§ Job: Lift out all lines below that contain "this".

§ Materials provided:

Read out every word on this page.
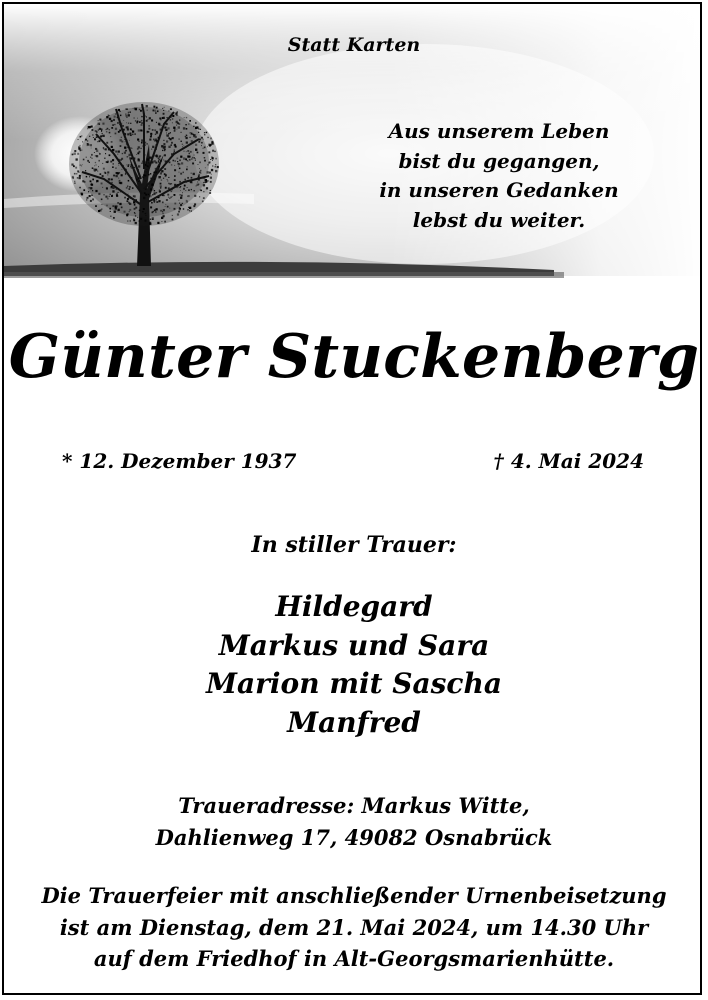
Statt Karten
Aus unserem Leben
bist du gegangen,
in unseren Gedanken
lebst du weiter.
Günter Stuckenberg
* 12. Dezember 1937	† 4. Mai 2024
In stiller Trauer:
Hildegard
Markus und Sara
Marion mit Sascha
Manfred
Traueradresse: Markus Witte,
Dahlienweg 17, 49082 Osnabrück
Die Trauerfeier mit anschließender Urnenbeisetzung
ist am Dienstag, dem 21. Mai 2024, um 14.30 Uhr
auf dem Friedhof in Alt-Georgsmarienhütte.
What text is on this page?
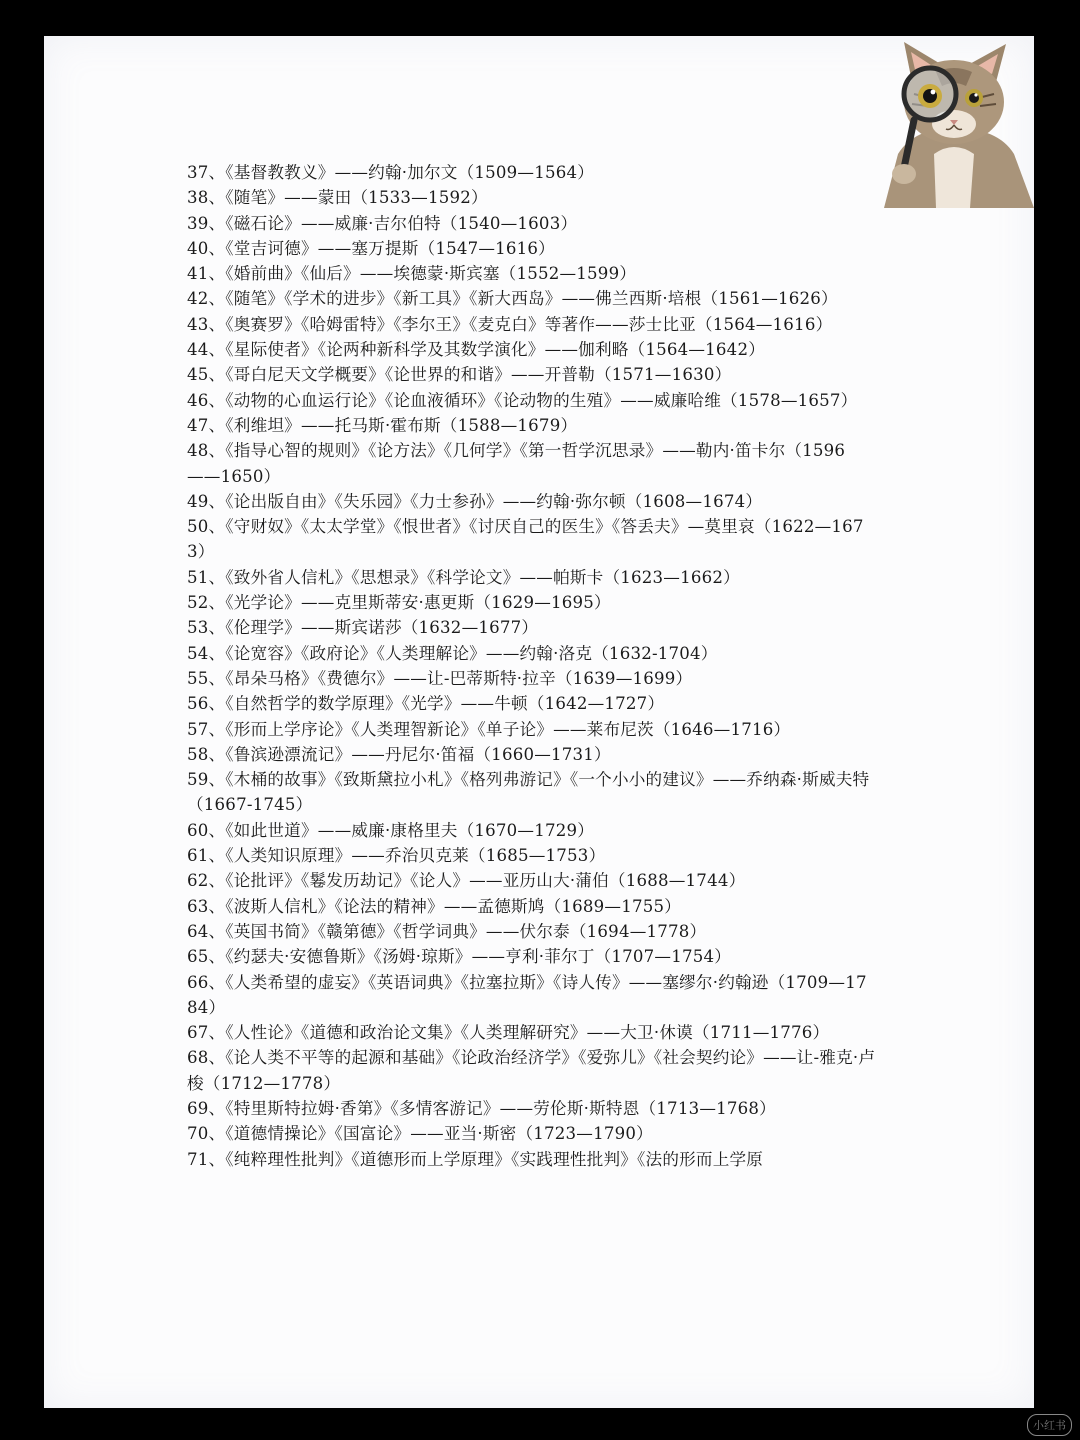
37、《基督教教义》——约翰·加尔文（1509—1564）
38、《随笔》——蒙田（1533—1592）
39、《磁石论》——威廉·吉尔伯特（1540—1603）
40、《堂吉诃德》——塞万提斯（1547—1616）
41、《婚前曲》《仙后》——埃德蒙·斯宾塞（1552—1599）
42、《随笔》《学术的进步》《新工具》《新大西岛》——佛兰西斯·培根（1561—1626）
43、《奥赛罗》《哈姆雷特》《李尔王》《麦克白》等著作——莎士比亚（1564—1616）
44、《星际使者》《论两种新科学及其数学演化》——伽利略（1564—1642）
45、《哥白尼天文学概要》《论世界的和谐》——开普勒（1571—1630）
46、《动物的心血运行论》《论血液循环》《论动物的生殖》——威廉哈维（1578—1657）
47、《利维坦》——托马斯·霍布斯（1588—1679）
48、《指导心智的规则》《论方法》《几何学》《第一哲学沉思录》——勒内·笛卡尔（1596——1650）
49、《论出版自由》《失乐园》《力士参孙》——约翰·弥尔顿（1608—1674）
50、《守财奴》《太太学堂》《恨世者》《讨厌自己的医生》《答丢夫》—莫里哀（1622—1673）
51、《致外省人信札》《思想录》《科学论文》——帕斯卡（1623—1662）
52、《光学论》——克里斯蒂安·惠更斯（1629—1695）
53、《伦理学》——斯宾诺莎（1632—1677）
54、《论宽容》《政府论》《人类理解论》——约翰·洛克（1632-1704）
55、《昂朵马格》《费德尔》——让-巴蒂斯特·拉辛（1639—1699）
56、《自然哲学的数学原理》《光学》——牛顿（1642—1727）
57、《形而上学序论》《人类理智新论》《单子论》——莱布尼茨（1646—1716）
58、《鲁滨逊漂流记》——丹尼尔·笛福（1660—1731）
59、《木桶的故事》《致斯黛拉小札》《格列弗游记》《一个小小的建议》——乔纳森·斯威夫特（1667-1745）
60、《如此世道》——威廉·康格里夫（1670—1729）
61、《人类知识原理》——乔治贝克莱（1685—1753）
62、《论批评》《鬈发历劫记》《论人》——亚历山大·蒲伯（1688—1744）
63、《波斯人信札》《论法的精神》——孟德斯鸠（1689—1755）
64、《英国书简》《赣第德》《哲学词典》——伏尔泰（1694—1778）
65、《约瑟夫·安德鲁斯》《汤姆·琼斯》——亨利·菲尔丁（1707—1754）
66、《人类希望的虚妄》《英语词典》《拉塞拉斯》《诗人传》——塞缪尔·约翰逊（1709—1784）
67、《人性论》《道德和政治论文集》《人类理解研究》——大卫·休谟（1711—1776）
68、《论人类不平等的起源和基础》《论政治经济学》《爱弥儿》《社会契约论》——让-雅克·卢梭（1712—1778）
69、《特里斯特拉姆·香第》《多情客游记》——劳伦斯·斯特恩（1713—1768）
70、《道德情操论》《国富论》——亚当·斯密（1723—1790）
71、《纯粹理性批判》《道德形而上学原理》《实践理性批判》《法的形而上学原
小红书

...

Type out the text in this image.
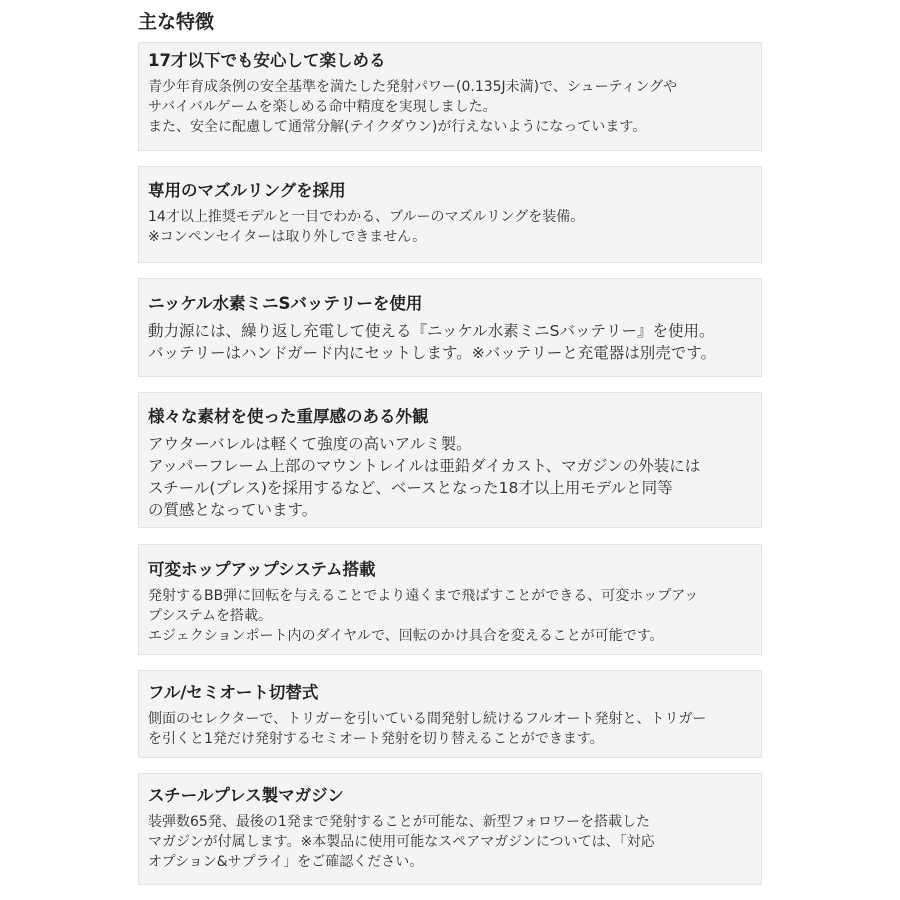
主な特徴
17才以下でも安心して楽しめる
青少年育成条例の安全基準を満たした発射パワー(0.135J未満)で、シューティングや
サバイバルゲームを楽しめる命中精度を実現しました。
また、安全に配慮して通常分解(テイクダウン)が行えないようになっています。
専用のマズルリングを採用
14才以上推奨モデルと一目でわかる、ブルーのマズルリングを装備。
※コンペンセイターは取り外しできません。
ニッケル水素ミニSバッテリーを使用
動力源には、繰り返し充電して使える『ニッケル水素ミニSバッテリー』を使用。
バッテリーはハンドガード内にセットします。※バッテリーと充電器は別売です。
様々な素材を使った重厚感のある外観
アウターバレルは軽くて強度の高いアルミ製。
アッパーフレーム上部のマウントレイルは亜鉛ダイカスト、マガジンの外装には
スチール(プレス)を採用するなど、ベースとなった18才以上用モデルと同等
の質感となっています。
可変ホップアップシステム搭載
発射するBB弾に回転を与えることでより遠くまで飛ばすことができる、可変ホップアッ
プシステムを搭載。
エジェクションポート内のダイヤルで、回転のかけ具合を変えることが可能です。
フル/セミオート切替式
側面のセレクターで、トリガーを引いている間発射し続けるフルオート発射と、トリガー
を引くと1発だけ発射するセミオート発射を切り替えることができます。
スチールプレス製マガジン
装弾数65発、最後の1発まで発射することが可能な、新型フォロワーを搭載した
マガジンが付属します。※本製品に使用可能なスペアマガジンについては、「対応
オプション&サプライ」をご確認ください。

§ Finished exercise:
Read out every word on this page.
What text is on this page?
Type out the text in this image.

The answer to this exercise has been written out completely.